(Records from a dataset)
####

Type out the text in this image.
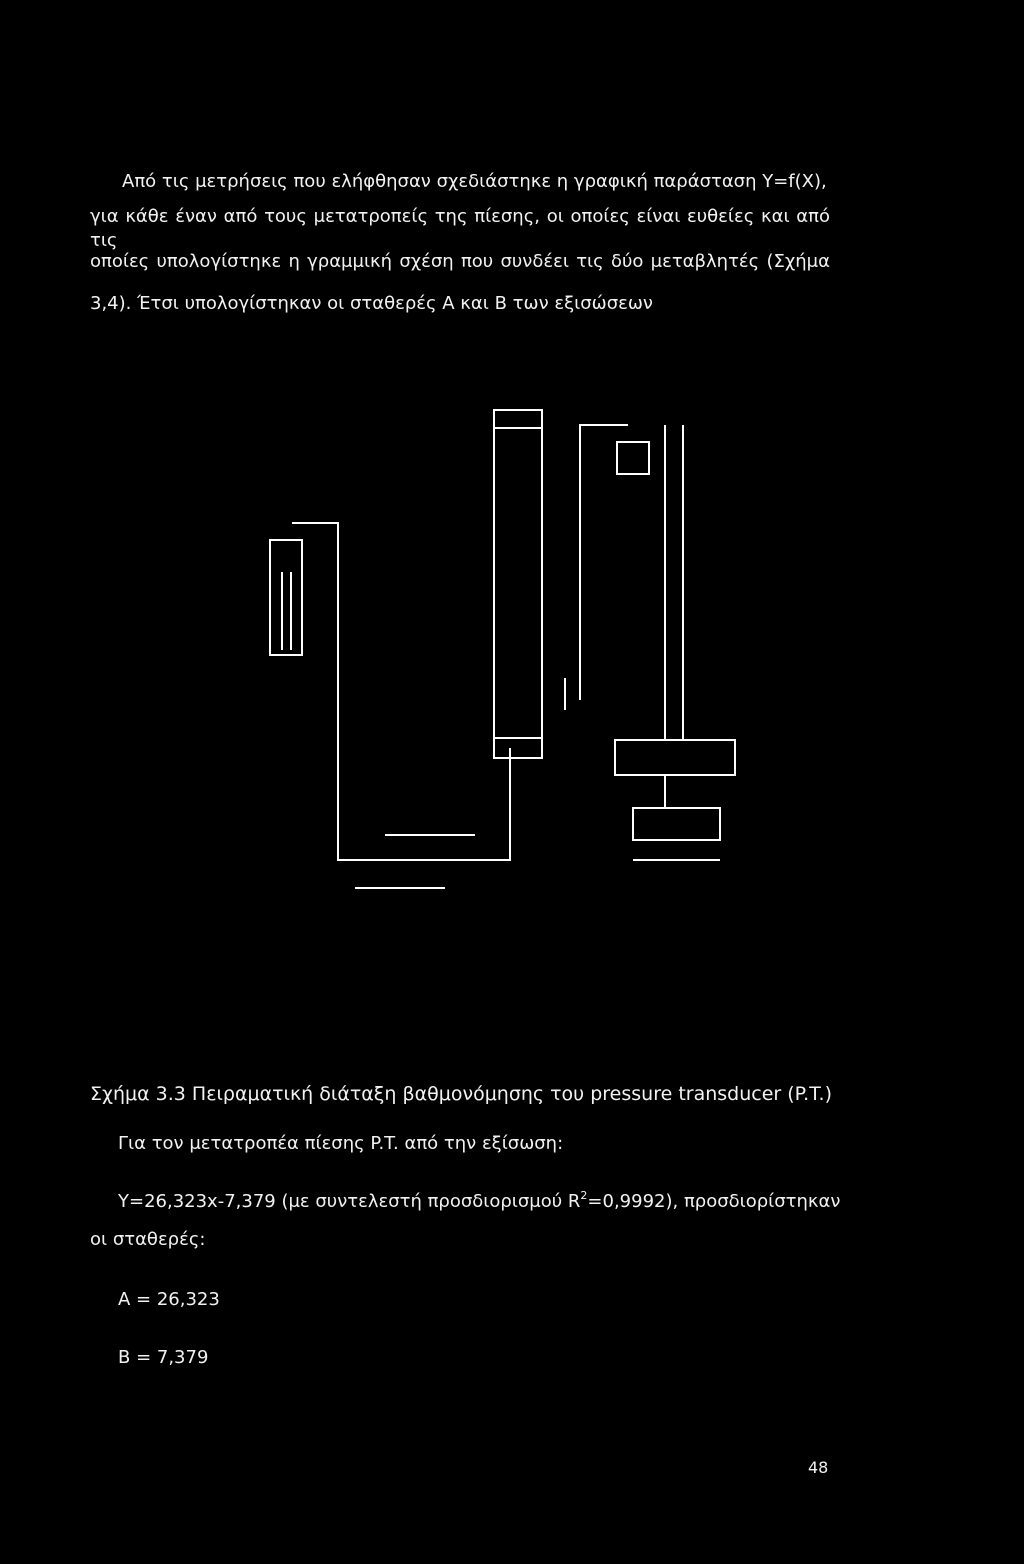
Από τις μετρήσεις που ελήφθησαν σχεδιάστηκε η γραφική παράσταση Y=f(X),
για κάθε έναν από τους μετατροπείς της πίεσης, οι οποίες είναι ευθείες και από τις
οποίες υπολογίστηκε η γραμμική σχέση που συνδέει τις δύο μεταβλητές (Σχήμα
3,4). Έτσι υπολογίστηκαν οι σταθερές Α και Β των εξισώσεων
Σχήμα 3.3 Πειραματική διάταξη βαθμονόμησης του pressure transducer (P.T.)
Για τον μετατροπέα πίεσης P.T. από την εξίσωση:
Y=26,323x-7,379 (με συντελεστή προσδιορισμού $R^2=0,9992$), προσδιορίστηκαν
οι σταθερές:
A = 26,323
B = 7,379
48
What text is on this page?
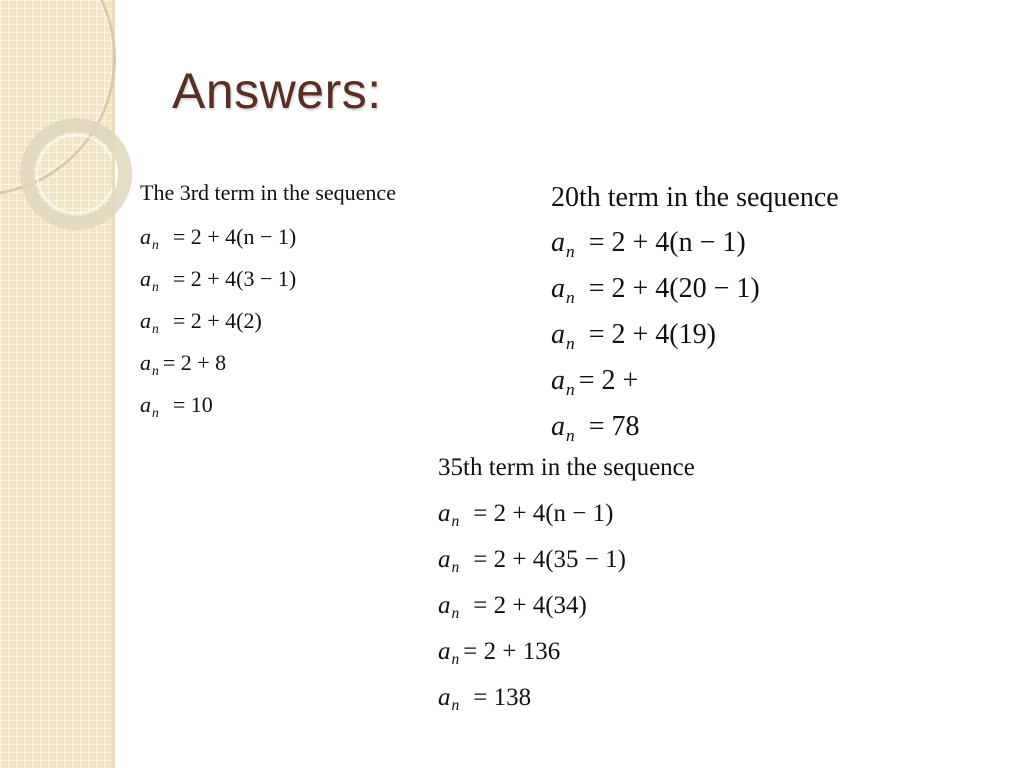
Answers:
The 3rd term in the sequence
a n = 2 + 4(n − 1)
a n = 2 + 4(3 − 1)
a n = 2 + 4(2)
a n = 2 + 8
a n = 10
20th term in the sequence
a n = 2 + 4(n − 1)
a n = 2 + 4(20 − 1)
a n = 2 + 4(19)
a n = 2 +
a n = 78
35th term in the sequence
a n = 2 + 4(n − 1)
a n = 2 + 4(35 − 1)
a n = 2 + 4(34)
a n = 2 + 136
a n = 138
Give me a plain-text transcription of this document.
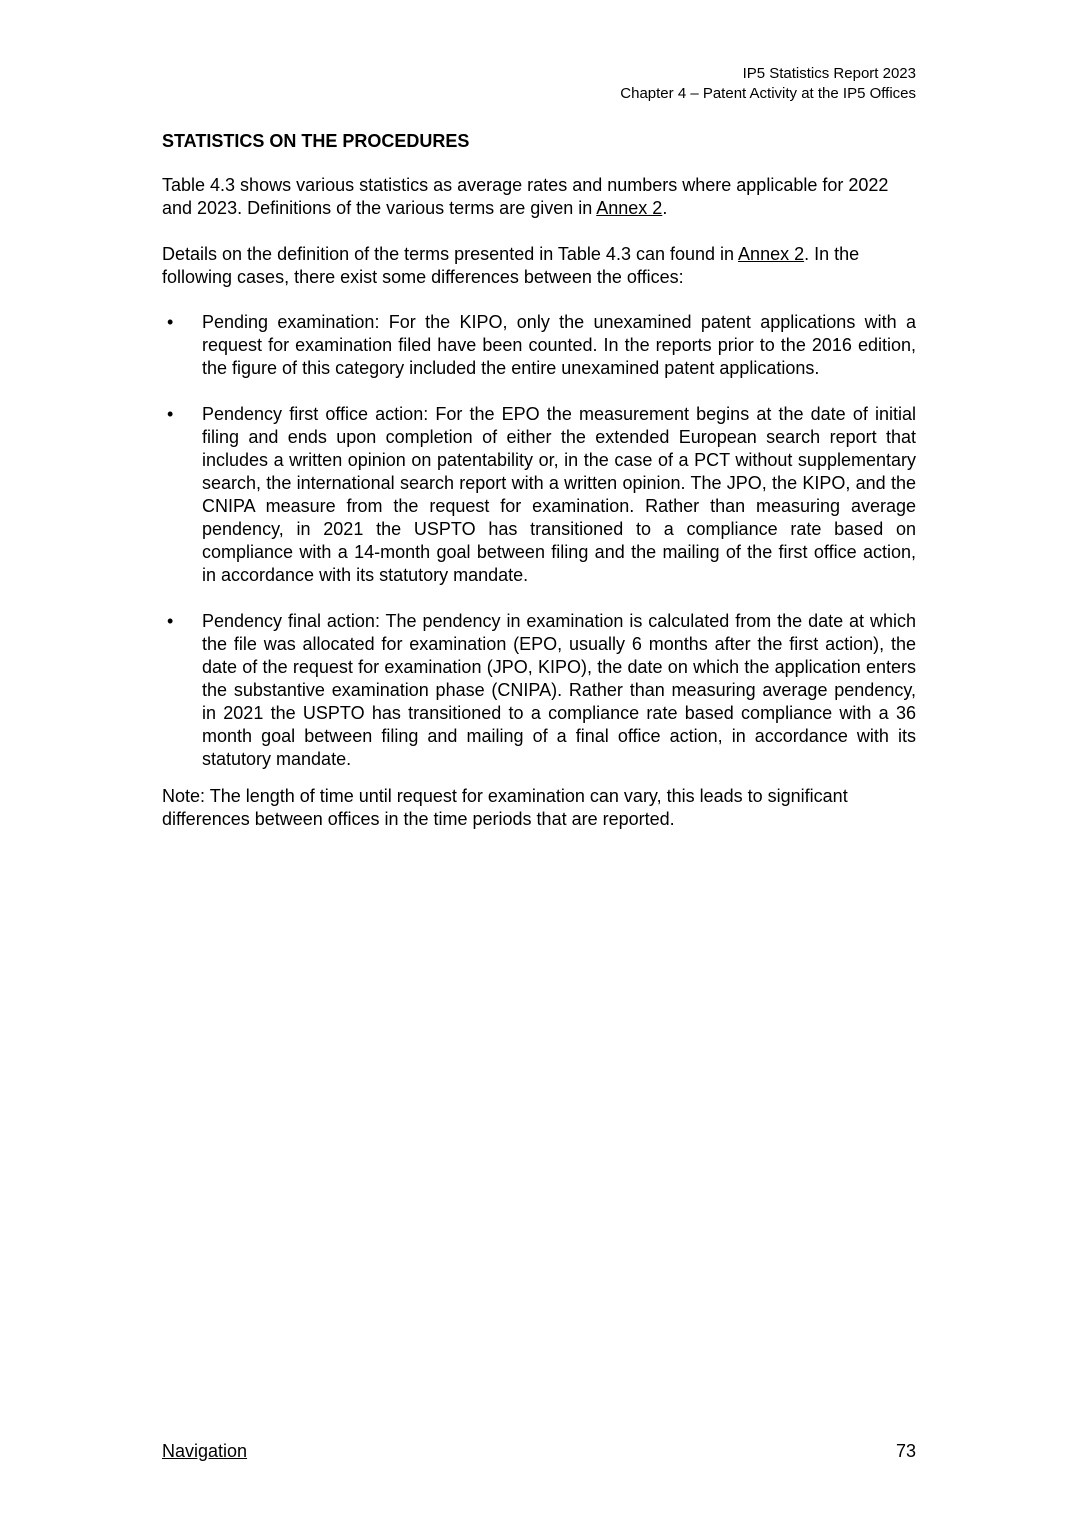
IP5 Statistics Report 2023
Chapter 4 – Patent Activity at the IP5 Offices
STATISTICS ON THE PROCEDURES

Table 4.3 shows various statistics as average rates and numbers where applicable for 2022 and 2023. Definitions of the various terms are given in Annex 2.

Details on the definition of the terms presented in Table 4.3 can found in Annex 2. In the following cases, there exist some differences between the offices:

• Pending examination: For the KIPO, only the unexamined patent applications with a request for examination filed have been counted. In the reports prior to the 2016 edition, the figure of this category included the entire unexamined patent applications.
• Pendency first office action: For the EPO the measurement begins at the date of initial filing and ends upon completion of either the extended European search report that includes a written opinion on patentability or, in the case of a PCT without supplementary search, the international search report with a written opinion. The JPO, the KIPO, and the CNIPA measure from the request for examination. Rather than measuring average pendency, in 2021 the USPTO has transitioned to a compliance rate based on compliance with a 14-month goal between filing and the mailing of the first office action, in accordance with its statutory mandate.
• Pendency final action: The pendency in examination is calculated from the date at which the file was allocated for examination (EPO, usually 6 months after the first action), the date of the request for examination (JPO, KIPO), the date on which the application enters the substantive examination phase (CNIPA). Rather than measuring average pendency, in 2021 the USPTO has transitioned to a compliance rate based compliance with a 36 month goal between filing and mailing of a final office action, in accordance with its statutory mandate.

Note: The length of time until request for examination can vary, this leads to significant differences between offices in the time periods that are reported.

Navigation	73
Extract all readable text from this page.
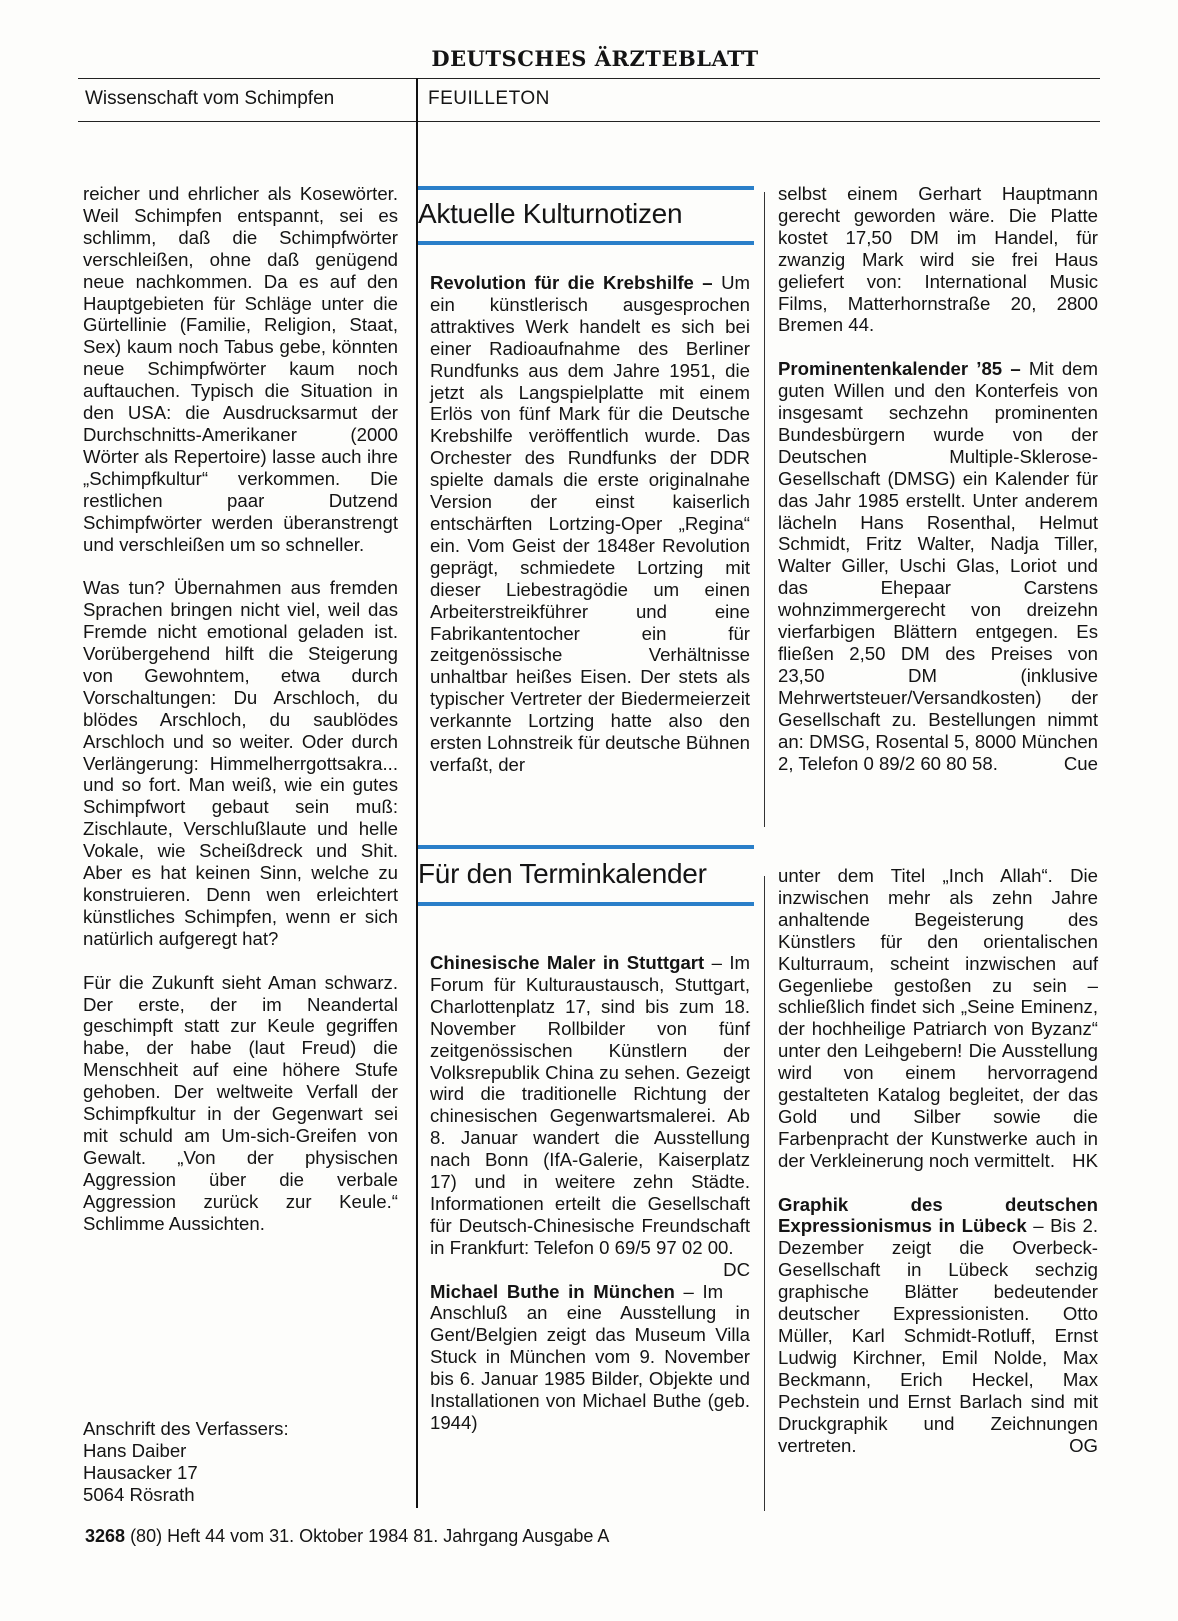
DEUTSCHES ÄRZTEBLATT
Wissenschaft vom Schimpfen	FEUILLETON

reicher und ehrlicher als Kosewörter. Weil Schimpfen entspannt, sei es schlimm, daß die Schimpfwörter verschleißen, ohne daß genügend neue nachkommen. Da es auf den Hauptgebieten für Schläge unter die Gürtellinie (Familie, Religion, Staat, Sex) kaum noch Tabus gebe, könnten neue Schimpfwörter kaum noch auftauchen. Typisch die Situation in den USA: die Ausdrucksarmut der Durchschnitts-Amerikaner (2000 Wörter als Repertoire) lasse auch ihre „Schimpfkultur“ verkommen. Die restlichen paar Dutzend Schimpfwörter werden überanstrengt und verschleißen um so schneller.

Was tun? Übernahmen aus fremden Sprachen bringen nicht viel, weil das Fremde nicht emotional geladen ist. Vorübergehend hilft die Steigerung von Gewohntem, etwa durch Vorschaltungen: Du Arschloch, du blödes Arschloch, du saublödes Arschloch und so weiter. Oder durch Verlängerung: Himmelherrgottsakra... und so fort. Man weiß, wie ein gutes Schimpfwort gebaut sein muß: Zischlaute, Verschlußlaute und helle Vokale, wie Scheißdreck und Shit. Aber es hat keinen Sinn, welche zu konstruieren. Denn wen erleichtert künstliches Schimpfen, wenn er sich natürlich aufgeregt hat?

Für die Zukunft sieht Aman schwarz. Der erste, der im Neandertal geschimpft statt zur Keule gegriffen habe, der habe (laut Freud) die Menschheit auf eine höhere Stufe gehoben. Der weltweite Verfall der Schimpfkultur in der Gegenwart sei mit schuld am Um-sich-Greifen von Gewalt. „Von der physischen Aggression über die verbale Aggression zurück zur Keule.“ Schlimme Aussichten.

Anschrift des Verfassers:
Hans Daiber
Hausacker 17
5064 Rösrath
Aktuelle Kulturnotizen

Revolution für die Krebshilfe – Um ein künstlerisch ausgesprochen attraktives Werk handelt es sich bei einer Radioaufnahme des Berliner Rundfunks aus dem Jahre 1951, die jetzt als Langspielplatte mit einem Erlös von fünf Mark für die Deutsche Krebshilfe veröffentlich wurde. Das Orchester des Rundfunks der DDR spielte damals die erste originalnahe Version der einst kaiserlich entschärften Lortzing-Oper „Regina“ ein. Vom Geist der 1848er Revolution geprägt, schmiedete Lortzing mit dieser Liebestragödie um einen Arbeiterstreikführer und eine Fabrikantentocher ein für zeitgenössische Verhältnisse unhaltbar heißes Eisen. Der stets als typischer Vertreter der Biedermeierzeit verkannte Lortzing hatte also den ersten Lohnstreik für deutsche Bühnen verfaßt, der

selbst einem Gerhart Hauptmann gerecht geworden wäre. Die Platte kostet 17,50 DM im Handel, für zwanzig Mark wird sie frei Haus geliefert von: International Music Films, Matterhornstraße 20, 2800 Bremen 44.

Prominentenkalender ’85 – Mit dem guten Willen und den Konterfeis von insgesamt sechzehn prominenten Bundesbürgern wurde von der Deutschen Multiple-Sklerose-Gesellschaft (DMSG) ein Kalender für das Jahr 1985 erstellt. Unter anderem lächeln Hans Rosenthal, Helmut Schmidt, Fritz Walter, Nadja Tiller, Walter Giller, Uschi Glas, Loriot und das Ehepaar Carstens wohnzimmergerecht von dreizehn vierfarbigen Blättern entgegen. Es fließen 2,50 DM des Preises von 23,50 DM (inklusive Mehrwertsteuer/Versandkosten) der Gesellschaft zu. Bestellungen nimmt an: DMSG, Rosental 5, 8000 München 2, Telefon 0 89/2 60 80 58.	Cue

Für den Terminkalender

Chinesische Maler in Stuttgart – Im Forum für Kulturaustausch, Stuttgart, Charlottenplatz 17, sind bis zum 18. November Rollbilder von fünf zeitgenössischen Künstlern der Volksrepublik China zu sehen. Gezeigt wird die traditionelle Richtung der chinesischen Gegenwartsmalerei. Ab 8. Januar wandert die Ausstellung nach Bonn (IfA-Galerie, Kaiserplatz 17) und in weitere zehn Städte. Informationen erteilt die Gesellschaft für Deutsch-Chinesische Freundschaft in Frankfurt: Telefon 0 69/5 97 02 00.
DC

Michael Buthe in München – Im Anschluß an eine Ausstellung in Gent/Belgien zeigt das Museum Villa Stuck in München vom 9. November bis 6. Januar 1985 Bilder, Objekte und Installationen von Michael Buthe (geb. 1944)

unter dem Titel „Inch Allah“. Die inzwischen mehr als zehn Jahre anhaltende Begeisterung des Künstlers für den orientalischen Kulturraum, scheint inzwischen auf Gegenliebe gestoßen zu sein – schließlich findet sich „Seine Eminenz, der hochheilige Patriarch von Byzanz“ unter den Leihgebern! Die Ausstellung wird von einem hervorragend gestalteten Katalog begleitet, der das Gold und Silber sowie die Farbenpracht der Kunstwerke auch in der Verkleinerung noch vermittelt. HK

Graphik des deutschen Expressionismus in Lübeck – Bis 2. Dezember zeigt die Overbeck-Gesellschaft in Lübeck sechzig graphische Blätter bedeutender deutscher Expressionisten. Otto Müller, Karl Schmidt-Rotluff, Ernst Ludwig Kirchner, Emil Nolde, Max Beckmann, Erich Heckel, Max Pechstein und Ernst Barlach sind mit Druckgraphik und Zeichnungen vertreten.	OG

3268 (80) Heft 44 vom 31. Oktober 1984 81. Jahrgang Ausgabe A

####

Written exercise:
Copy out every line of the material above that mentions the word "terms".

Result of this exercise:
Table 4.3 shows various statistics as average rates and numbers where applicable for 2022 and 2023. Definitions of the various terms are given in Annex 2.
Details on the definition of the terms presented in Table 4.3 can found in Annex 2. In the following cases, there exist some differences between the offices:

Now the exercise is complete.